** WRITTEN EXERCISE **
Locate and copy all lines bearing the word "органов".

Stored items

****************

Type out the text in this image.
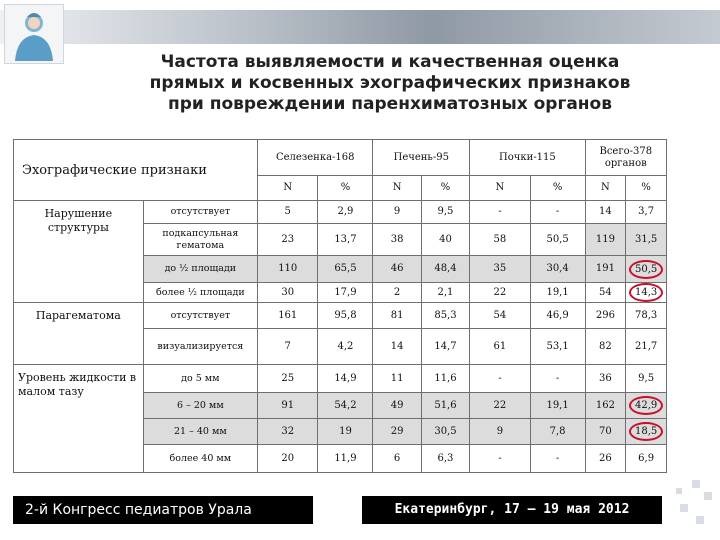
Частота выявляемости и качественная оценка
прямых и косвенных эхографических признаков
при повреждении паренхиматозных органов
Эхографические признаки		Селезенка-168		Печень-95		Почки-115		Всего-378 органов	
		N	%	N	%	N	%	N	%
Нарушение структуры	отсутствует	5	2,9	9	9,5	-	-	14	3,7
	подкапсульная гематома	23	13,7	38	40	58	50,5	119	31,5
	до ½ площади	110	65,5	46	48,4	35	30,4	191	50,5
	более ½ площади	30	17,9	2	2,1	22	19,1	54	14,3
Парагематома	отсутствует	161	95,8	81	85,3	54	46,9	296	78,3
	визуализируется	7	4,2	14	14,7	61	53,1	82	21,7
Уровень жидкости в малом тазу	до 5 мм	25	14,9	11	11,6	-	-	36	9,5
	6 – 20 мм	91	54,2	49	51,6	22	19,1	162	42,9
	21 – 40 мм	32	19	29	30,5	9	7,8	70	18,5
	более 40 мм	20	11,9	6	6,3	-	-	26	6,9
2-й Конгресс педиатров Урала	Екатеринбург, 17 – 19 мая 2012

****************

** ANSWER TO THIS TASK **
при повреждении паренхиматозных органов
Эхографические признаки		Селезенка-168		Печень-95		Почки-115		Всего-378 органов	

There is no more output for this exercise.